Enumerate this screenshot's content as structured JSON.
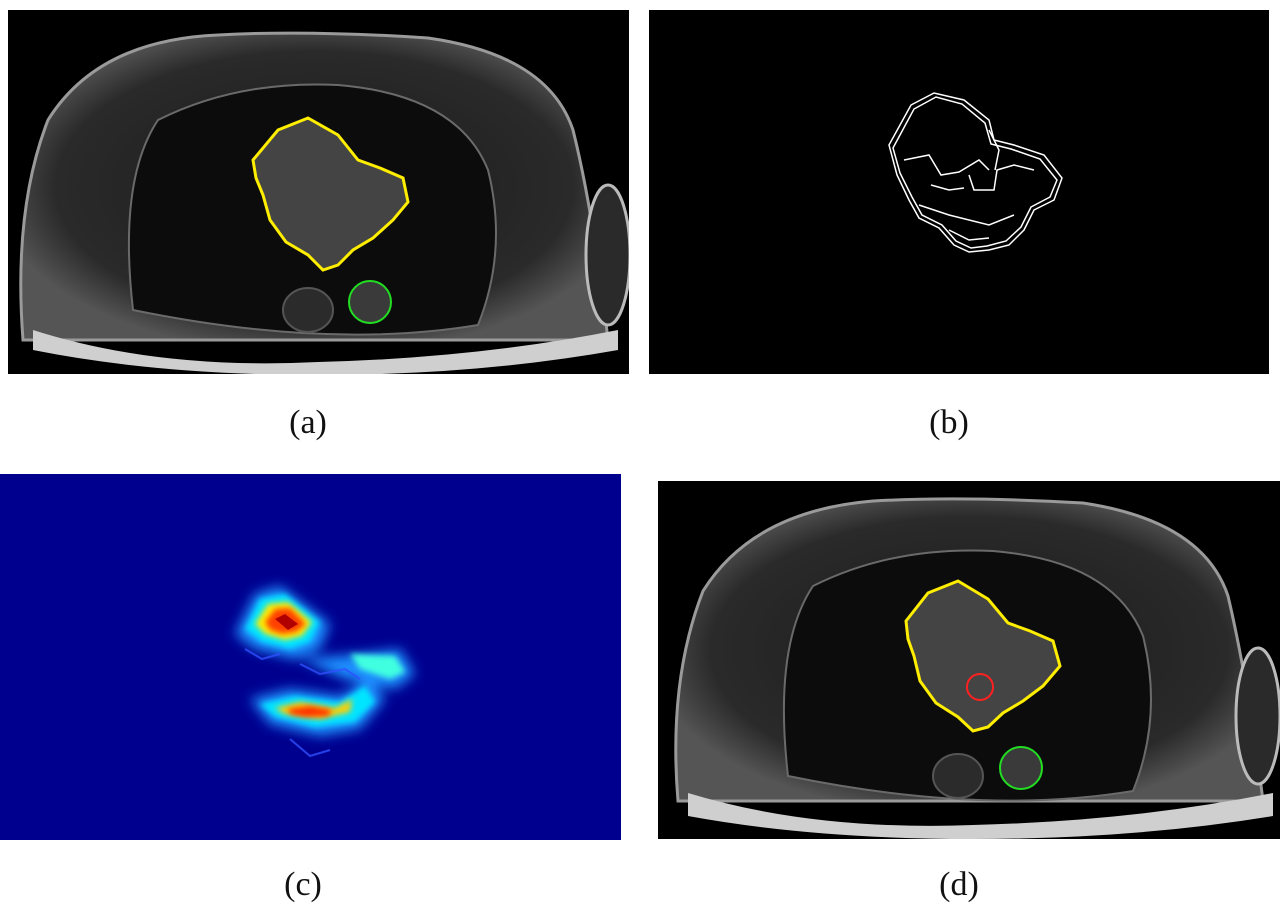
{
  "figure": {
    "panels": [
      {
        "id": "a",
        "caption": "(a)",
        "content": "mri-axial-slice-with-contours"
      },
      {
        "id": "b",
        "caption": "(b)",
        "content": "edge-map"
      },
      {
        "id": "c",
        "caption": "(c)",
        "content": "heatmap"
      },
      {
        "id": "d",
        "caption": "(d)",
        "content": "mri-axial-slice-with-contours"
      }
    ],
    "colors": {
      "heart_contour": "#ffee00",
      "aorta_circle": "#22dd22",
      "seed_circle": "#ff2020",
      "heatmap_background": "#00008f",
      "edges": "#ffffff"
    }
  }
}
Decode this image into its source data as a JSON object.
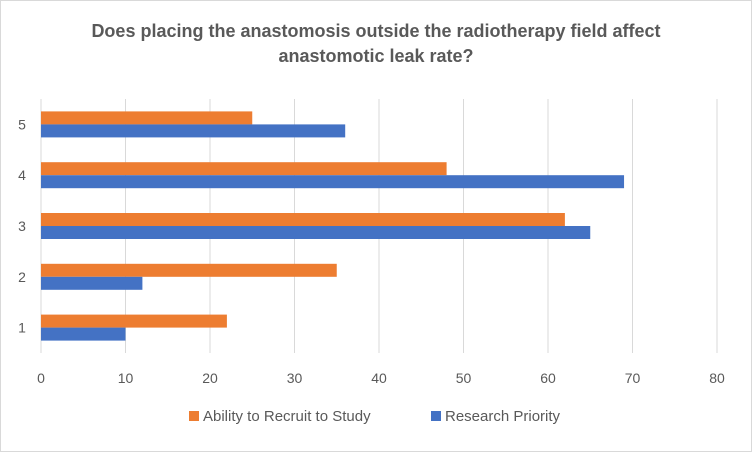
+---+
Write out the listing above again, exactly, but with no pictures in the copy.

> **SOLUTION**
Enumerate this screenshot's content as structured JSON.
{
  "figure": {
    "panels": [
      {
        "id": "a",
        "caption": "(a)",
        "content": "mri-axial-slice-with-contours"
      },
      {
        "id": "b",
        "caption": "(b)",
        "content": "edge-map"
      },
      {
        "id": "c",
        "caption": "(c)",
        "content": "heatmap"
      },
      {
        "id": "d",
        "caption": "(d)",
        "content": "mri-axial-slice-with-contours"
      }
    ],
    "colors": {
      "heart_contour": "#ffee00",
      "aorta_circle": "#22dd22",
      "seed_circle": "#ff2020",
      "heatmap_background": "#00008f",
      "edges": "#ffffff"
    }
  }
}
Decode this image into its source data as a JSON object.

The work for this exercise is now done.